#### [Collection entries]

-*-

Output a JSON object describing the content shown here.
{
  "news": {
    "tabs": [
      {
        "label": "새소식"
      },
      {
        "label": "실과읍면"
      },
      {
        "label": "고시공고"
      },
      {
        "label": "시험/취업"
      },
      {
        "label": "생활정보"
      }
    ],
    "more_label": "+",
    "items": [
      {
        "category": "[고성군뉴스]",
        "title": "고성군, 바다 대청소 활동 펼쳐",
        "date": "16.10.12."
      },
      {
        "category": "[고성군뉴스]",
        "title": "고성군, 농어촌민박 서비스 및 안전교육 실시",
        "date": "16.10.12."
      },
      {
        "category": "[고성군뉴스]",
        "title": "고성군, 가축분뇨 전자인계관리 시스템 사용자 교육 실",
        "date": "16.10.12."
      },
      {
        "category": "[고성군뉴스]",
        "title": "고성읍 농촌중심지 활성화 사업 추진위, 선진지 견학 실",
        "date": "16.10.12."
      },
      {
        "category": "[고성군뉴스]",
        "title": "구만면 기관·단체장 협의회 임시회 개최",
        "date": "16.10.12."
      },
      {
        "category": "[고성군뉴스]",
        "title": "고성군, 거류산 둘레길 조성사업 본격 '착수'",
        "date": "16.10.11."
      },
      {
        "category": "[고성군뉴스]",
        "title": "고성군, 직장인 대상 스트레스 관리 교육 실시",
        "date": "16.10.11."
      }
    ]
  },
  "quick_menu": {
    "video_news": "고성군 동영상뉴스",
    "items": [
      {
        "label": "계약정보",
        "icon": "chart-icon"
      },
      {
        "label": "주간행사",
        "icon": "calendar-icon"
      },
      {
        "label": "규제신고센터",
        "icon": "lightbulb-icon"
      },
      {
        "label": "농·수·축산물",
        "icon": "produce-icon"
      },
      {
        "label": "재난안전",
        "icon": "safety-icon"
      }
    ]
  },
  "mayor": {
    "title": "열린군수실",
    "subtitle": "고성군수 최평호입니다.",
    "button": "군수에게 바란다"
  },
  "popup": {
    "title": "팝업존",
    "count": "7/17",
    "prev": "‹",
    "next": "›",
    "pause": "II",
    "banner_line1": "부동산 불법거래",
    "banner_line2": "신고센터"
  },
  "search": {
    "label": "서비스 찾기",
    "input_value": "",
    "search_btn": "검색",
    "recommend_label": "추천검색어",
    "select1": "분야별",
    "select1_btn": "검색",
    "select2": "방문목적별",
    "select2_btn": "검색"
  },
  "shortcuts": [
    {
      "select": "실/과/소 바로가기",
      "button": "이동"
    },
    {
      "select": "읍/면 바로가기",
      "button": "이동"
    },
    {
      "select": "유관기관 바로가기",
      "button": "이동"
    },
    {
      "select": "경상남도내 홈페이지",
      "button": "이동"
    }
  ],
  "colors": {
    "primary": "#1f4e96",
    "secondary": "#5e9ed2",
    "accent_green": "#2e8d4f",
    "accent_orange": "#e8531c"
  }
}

-*-

#### [Aim of the task]
Write out all the lines again, exactly as they are.

#### [Solution for this exercise]
Output a JSON object describing the content shown here.
{
  "news": {
    "tabs": [
      {
        "label": "새소식"
      },
      {
        "label": "실과읍면"
      },
      {
        "label": "고시공고"
      },
      {
        "label": "시험/취업"
      },
      {
        "label": "생활정보"
      }
    ],
    "more_label": "+",
    "items": [
      {
        "category": "[고성군뉴스]",
        "title": "고성군, 바다 대청소 활동 펼쳐",
        "date": "16.10.12."
      },
      {
        "category": "[고성군뉴스]",
        "title": "고성군, 농어촌민박 서비스 및 안전교육 실시",
        "date": "16.10.12."
      },
      {
        "category": "[고성군뉴스]",
        "title": "고성군, 가축분뇨 전자인계관리 시스템 사용자 교육 실",
        "date": "16.10.12."
      },
      {
        "category": "[고성군뉴스]",
        "title": "고성읍 농촌중심지 활성화 사업 추진위, 선진지 견학 실",
        "date": "16.10.12."
      },
      {
        "category": "[고성군뉴스]",
        "title": "구만면 기관·단체장 협의회 임시회 개최",
        "date": "16.10.12."
      },
      {
        "category": "[고성군뉴스]",
        "title": "고성군, 거류산 둘레길 조성사업 본격 '착수'",
        "date": "16.10.11."
      },
      {
        "category": "[고성군뉴스]",
        "title": "고성군, 직장인 대상 스트레스 관리 교육 실시",
        "date": "16.10.11."
      }
    ]
  },
  "quick_menu": {
    "video_news": "고성군 동영상뉴스",
    "items": [
      {
        "label": "계약정보",
        "icon": "chart-icon"
      },
      {
        "label": "주간행사",
        "icon": "calendar-icon"
      },
      {
        "label": "규제신고센터",
        "icon": "lightbulb-icon"
      },
      {
        "label": "농·수·축산물",
        "icon": "produce-icon"
      },
      {
        "label": "재난안전",
        "icon": "safety-icon"
      }
    ]
  },
  "mayor": {
    "title": "열린군수실",
    "subtitle": "고성군수 최평호입니다.",
    "button": "군수에게 바란다"
  },
  "popup": {
    "title": "팝업존",
    "count": "7/17",
    "prev": "‹",
    "next": "›",
    "pause": "II",
    "banner_line1": "부동산 불법거래",
    "banner_line2": "신고센터"
  },
  "search": {
    "label": "서비스 찾기",
    "input_value": "",
    "search_btn": "검색",
    "recommend_label": "추천검색어",
    "select1": "분야별",
    "select1_btn": "검색",
    "select2": "방문목적별",
    "select2_btn": "검색"
  },
  "shortcuts": [
    {
      "select": "실/과/소 바로가기",
      "button": "이동"
    },
    {
      "select": "읍/면 바로가기",
      "button": "이동"
    },
    {
      "select": "유관기관 바로가기",
      "button": "이동"
    },
    {
      "select": "경상남도내 홈페이지",
      "button": "이동"
    }
  ],
  "colors": {
    "primary": "#1f4e96",
    "secondary": "#5e9ed2",
    "accent_green": "#2e8d4f",
    "accent_orange": "#e8531c"
  }
}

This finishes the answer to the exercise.